- **Written problem**: Which lines below hold the word "icon"? Report each one.

- **Task input**:
..............................

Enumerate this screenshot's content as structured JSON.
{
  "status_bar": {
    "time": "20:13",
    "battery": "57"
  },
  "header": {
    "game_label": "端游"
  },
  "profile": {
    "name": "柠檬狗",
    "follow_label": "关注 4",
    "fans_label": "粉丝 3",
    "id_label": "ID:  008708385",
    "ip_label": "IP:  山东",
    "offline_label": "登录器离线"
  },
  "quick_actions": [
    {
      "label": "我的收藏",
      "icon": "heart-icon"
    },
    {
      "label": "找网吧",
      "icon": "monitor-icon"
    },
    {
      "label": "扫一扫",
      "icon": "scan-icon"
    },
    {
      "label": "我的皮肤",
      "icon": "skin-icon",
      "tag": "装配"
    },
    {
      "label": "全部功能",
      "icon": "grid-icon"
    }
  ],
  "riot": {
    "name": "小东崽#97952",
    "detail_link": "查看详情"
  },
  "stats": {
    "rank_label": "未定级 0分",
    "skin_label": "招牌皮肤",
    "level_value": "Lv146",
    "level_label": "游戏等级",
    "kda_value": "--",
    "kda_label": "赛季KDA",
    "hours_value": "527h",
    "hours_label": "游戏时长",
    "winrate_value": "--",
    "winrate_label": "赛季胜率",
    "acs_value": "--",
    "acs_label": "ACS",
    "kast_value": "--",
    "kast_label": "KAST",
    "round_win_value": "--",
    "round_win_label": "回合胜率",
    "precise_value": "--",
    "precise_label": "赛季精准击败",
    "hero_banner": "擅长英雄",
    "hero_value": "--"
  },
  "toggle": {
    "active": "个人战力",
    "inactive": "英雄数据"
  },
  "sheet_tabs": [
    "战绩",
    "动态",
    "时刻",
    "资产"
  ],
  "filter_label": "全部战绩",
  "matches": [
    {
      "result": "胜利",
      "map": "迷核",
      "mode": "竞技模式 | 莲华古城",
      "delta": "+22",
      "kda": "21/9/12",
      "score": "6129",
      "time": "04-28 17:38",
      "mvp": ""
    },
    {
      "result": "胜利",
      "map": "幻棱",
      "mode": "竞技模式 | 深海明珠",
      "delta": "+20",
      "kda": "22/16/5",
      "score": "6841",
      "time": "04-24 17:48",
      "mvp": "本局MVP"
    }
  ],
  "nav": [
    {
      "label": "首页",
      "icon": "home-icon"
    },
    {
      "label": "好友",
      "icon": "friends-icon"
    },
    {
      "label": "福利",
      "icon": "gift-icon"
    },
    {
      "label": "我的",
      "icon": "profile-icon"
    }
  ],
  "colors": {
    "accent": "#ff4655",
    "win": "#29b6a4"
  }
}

..............................

- **Full answer**:
      "icon": "heart-icon"
      "icon": "monitor-icon"
      "icon": "scan-icon"
      "icon": "skin-icon",
      "icon": "grid-icon"
      "icon": "home-icon"
      "icon": "friends-icon"
      "icon": "gift-icon"
      "icon": "profile-icon"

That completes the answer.